— To be done —
Find the number of lines containing the string "johto" in the data. Answer with the number by itself.

>>>>>

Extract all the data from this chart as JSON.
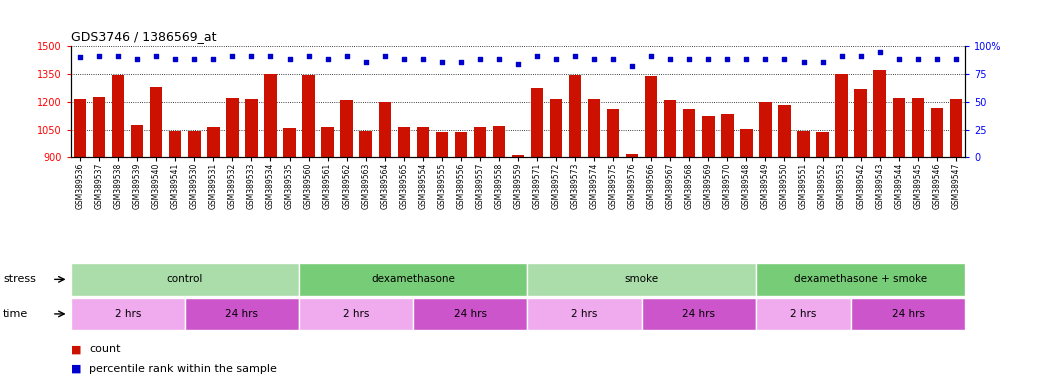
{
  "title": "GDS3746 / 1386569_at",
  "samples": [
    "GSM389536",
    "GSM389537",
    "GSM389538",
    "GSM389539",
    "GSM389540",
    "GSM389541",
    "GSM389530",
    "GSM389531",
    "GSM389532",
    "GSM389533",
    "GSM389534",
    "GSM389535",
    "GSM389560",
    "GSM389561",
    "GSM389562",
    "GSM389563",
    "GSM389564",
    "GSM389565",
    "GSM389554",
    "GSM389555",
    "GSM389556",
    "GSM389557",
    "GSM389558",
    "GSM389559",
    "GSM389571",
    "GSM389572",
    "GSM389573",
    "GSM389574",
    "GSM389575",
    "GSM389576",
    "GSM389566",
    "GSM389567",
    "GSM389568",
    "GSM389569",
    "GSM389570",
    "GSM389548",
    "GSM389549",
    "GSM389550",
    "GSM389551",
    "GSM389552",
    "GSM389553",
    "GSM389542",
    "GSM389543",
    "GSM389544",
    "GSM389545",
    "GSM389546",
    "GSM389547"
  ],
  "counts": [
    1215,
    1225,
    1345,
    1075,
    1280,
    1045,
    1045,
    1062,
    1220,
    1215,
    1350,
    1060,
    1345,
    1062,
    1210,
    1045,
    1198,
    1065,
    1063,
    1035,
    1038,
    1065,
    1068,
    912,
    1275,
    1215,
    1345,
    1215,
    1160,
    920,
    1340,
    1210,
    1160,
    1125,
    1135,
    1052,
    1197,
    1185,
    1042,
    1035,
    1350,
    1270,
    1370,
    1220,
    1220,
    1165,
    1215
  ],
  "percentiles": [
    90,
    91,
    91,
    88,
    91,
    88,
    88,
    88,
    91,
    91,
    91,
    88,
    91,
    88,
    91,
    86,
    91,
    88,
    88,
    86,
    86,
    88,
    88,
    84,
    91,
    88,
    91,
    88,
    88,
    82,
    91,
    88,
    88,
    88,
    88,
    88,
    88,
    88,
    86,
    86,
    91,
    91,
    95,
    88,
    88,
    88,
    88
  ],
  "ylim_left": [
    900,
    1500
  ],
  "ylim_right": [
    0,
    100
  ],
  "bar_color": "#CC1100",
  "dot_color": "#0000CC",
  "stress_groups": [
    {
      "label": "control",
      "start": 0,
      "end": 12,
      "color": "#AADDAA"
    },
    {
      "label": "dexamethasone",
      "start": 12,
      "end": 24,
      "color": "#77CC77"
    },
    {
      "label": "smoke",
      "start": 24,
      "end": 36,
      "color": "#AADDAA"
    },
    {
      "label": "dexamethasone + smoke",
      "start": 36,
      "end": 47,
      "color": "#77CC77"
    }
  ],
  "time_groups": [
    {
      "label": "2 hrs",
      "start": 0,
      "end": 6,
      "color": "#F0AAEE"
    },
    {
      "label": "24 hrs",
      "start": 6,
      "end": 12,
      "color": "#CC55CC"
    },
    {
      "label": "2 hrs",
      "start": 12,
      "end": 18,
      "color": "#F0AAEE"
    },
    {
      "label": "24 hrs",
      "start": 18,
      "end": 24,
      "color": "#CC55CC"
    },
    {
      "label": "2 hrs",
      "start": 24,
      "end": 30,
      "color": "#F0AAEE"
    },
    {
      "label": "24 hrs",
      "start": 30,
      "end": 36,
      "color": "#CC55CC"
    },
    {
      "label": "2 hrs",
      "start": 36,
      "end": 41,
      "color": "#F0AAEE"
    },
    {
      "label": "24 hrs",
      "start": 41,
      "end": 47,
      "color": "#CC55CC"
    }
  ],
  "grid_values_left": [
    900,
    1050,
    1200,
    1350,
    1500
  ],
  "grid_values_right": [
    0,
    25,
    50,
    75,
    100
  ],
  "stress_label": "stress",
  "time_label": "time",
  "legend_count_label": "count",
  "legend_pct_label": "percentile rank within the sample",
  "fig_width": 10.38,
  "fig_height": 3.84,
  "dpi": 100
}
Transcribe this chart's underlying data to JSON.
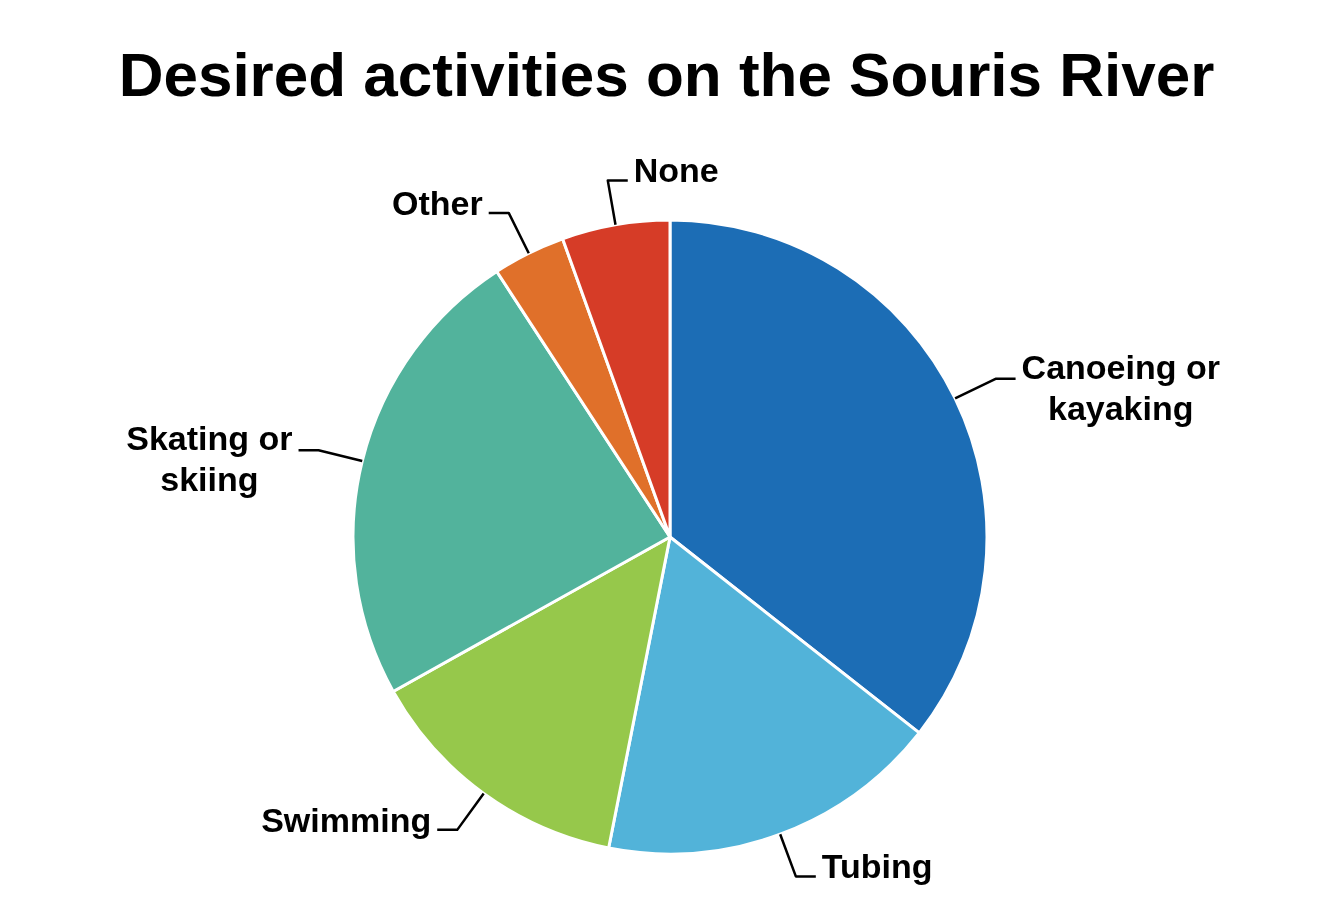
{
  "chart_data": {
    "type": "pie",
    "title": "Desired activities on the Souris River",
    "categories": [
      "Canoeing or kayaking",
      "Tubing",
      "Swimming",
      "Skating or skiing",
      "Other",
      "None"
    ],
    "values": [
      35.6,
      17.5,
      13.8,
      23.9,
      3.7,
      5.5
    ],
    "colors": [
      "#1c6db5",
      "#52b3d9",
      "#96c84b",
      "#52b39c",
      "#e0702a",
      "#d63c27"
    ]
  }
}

<<<<<
>>>>>

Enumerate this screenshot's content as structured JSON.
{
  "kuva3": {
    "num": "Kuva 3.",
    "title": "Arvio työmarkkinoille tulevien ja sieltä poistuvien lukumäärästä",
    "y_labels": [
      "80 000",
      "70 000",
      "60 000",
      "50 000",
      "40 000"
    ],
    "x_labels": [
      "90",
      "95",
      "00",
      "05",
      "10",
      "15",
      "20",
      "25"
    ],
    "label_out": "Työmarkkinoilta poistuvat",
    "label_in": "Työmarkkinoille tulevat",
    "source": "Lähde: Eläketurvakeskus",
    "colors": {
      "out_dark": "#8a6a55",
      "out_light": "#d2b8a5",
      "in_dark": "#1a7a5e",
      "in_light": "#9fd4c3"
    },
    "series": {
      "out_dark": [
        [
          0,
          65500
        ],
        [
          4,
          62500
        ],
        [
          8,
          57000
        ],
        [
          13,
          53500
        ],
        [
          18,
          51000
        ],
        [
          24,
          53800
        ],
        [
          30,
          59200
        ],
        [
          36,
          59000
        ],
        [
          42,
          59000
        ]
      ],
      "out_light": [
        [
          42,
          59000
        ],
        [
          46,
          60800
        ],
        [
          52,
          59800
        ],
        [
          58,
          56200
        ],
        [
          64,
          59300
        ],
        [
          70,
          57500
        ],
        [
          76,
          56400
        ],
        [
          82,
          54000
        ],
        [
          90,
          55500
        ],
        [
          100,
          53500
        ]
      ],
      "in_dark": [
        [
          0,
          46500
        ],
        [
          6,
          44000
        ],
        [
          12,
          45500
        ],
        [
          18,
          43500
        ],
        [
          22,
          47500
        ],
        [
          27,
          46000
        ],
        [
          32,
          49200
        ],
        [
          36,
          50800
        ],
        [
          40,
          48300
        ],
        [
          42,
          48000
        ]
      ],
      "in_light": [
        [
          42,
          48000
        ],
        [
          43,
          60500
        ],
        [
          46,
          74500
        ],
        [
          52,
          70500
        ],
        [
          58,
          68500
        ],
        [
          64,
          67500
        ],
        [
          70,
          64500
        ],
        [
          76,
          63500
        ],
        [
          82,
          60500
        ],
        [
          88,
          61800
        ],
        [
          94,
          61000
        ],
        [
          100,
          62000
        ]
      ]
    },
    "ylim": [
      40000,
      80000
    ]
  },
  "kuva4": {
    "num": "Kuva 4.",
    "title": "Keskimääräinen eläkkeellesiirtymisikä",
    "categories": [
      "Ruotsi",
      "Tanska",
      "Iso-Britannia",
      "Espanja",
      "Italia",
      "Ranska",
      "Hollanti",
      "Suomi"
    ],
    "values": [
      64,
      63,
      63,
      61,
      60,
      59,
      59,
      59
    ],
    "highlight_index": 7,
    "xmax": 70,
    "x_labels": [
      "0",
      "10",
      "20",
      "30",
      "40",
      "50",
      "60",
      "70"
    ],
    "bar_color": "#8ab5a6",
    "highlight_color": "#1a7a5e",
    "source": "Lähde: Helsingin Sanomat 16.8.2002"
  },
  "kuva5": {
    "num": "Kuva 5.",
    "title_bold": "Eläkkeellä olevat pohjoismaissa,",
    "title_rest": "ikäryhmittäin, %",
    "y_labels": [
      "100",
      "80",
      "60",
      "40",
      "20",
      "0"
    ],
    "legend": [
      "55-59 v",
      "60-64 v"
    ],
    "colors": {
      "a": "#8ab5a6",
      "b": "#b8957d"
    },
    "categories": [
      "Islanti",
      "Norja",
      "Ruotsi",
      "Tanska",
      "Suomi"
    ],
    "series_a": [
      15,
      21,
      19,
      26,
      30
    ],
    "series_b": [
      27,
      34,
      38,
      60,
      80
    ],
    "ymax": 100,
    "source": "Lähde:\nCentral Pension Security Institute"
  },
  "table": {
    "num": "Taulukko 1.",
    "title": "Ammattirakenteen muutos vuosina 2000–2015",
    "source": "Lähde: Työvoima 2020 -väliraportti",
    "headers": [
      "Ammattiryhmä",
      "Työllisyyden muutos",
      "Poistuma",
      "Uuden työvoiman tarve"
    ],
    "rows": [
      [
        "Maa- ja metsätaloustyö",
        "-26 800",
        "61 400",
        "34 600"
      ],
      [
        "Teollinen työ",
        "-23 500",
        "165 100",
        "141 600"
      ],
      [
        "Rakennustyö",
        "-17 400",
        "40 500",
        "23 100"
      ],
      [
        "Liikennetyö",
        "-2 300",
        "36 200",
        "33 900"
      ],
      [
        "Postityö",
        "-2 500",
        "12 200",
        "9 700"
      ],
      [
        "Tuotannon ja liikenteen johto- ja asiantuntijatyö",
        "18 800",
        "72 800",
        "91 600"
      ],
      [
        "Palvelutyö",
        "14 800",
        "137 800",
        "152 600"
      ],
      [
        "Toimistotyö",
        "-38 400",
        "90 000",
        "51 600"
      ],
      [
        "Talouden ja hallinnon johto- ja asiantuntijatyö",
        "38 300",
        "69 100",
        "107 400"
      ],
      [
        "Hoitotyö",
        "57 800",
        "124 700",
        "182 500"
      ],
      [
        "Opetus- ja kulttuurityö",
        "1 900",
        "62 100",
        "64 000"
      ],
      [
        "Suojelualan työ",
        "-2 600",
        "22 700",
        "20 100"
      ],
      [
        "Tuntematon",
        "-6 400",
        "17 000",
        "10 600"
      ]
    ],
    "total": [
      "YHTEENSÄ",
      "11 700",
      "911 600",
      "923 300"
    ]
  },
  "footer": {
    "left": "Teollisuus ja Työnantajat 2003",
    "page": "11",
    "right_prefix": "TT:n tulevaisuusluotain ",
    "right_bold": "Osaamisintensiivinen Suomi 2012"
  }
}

<<<<<
>>>>>

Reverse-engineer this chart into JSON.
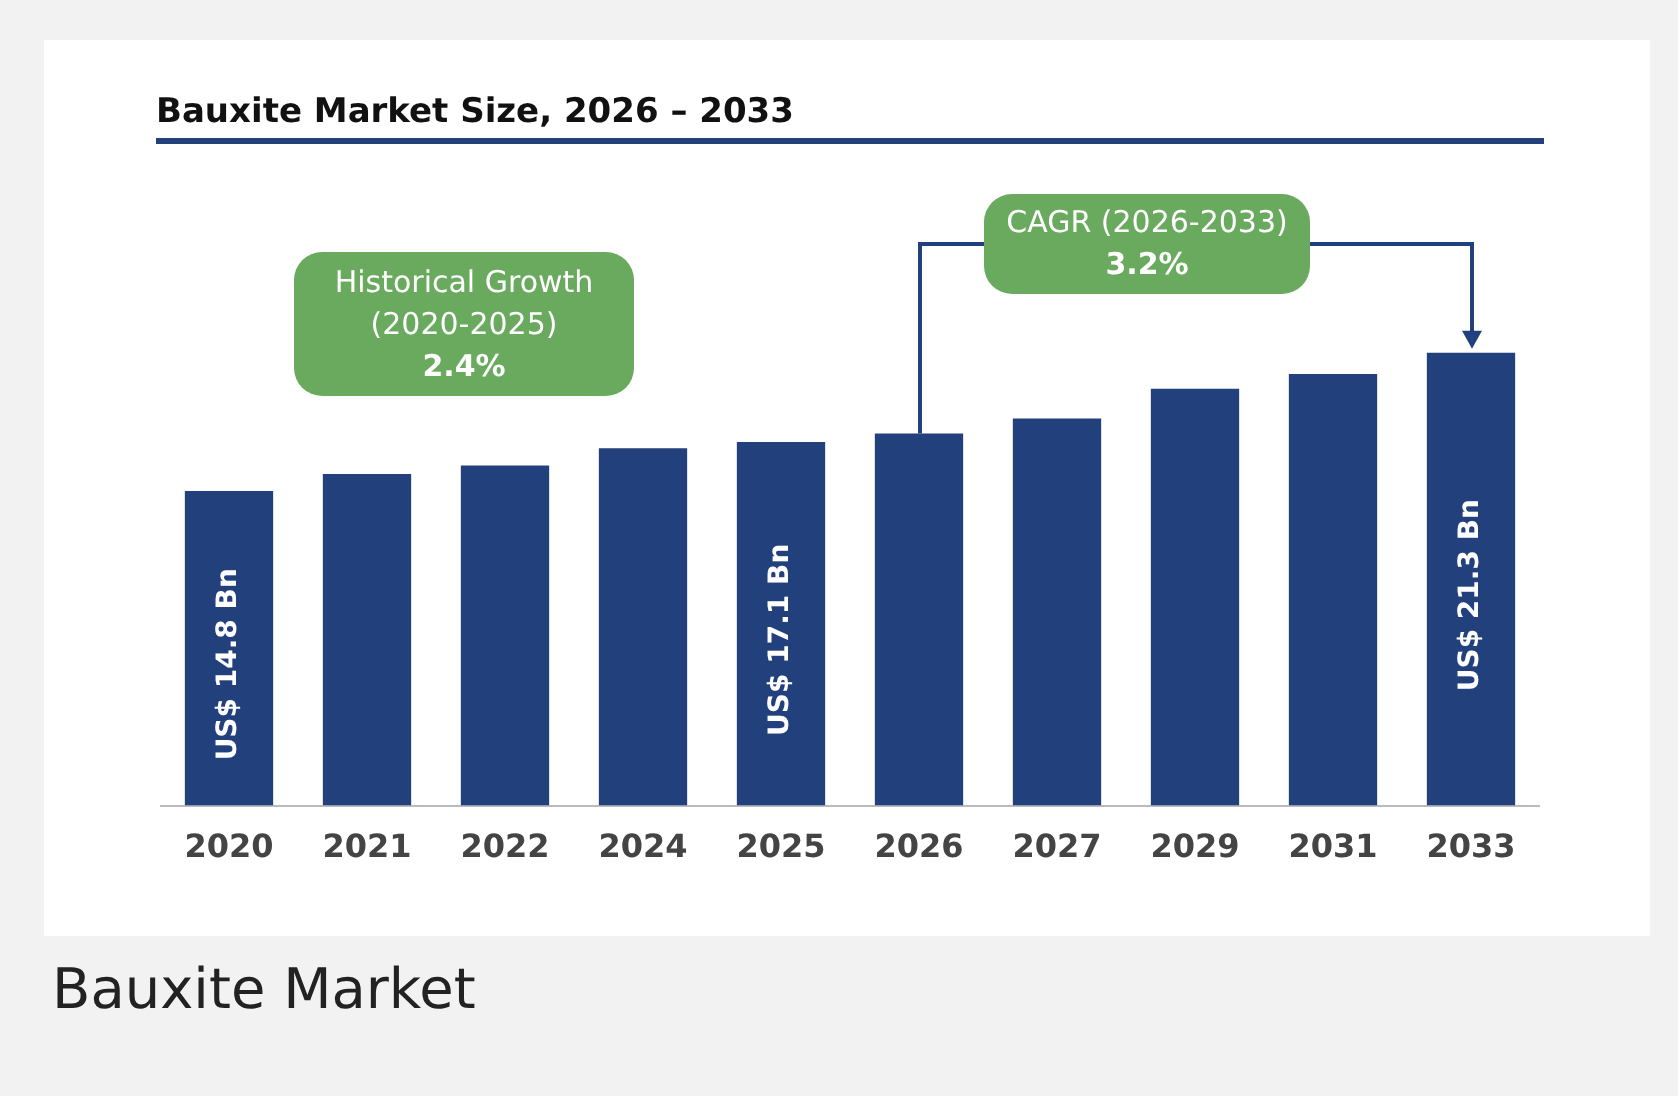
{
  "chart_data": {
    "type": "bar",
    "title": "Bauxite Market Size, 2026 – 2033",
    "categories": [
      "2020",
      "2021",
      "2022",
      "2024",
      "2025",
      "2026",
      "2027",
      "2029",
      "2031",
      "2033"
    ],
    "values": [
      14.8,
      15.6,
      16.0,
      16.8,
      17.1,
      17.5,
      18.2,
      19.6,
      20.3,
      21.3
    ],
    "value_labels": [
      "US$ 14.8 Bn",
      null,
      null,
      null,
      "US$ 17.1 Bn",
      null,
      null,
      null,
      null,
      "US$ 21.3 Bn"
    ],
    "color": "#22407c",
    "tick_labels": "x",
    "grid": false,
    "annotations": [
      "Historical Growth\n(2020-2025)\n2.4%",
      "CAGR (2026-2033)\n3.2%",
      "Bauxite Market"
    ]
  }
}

<<<<<

— Worked answer —
2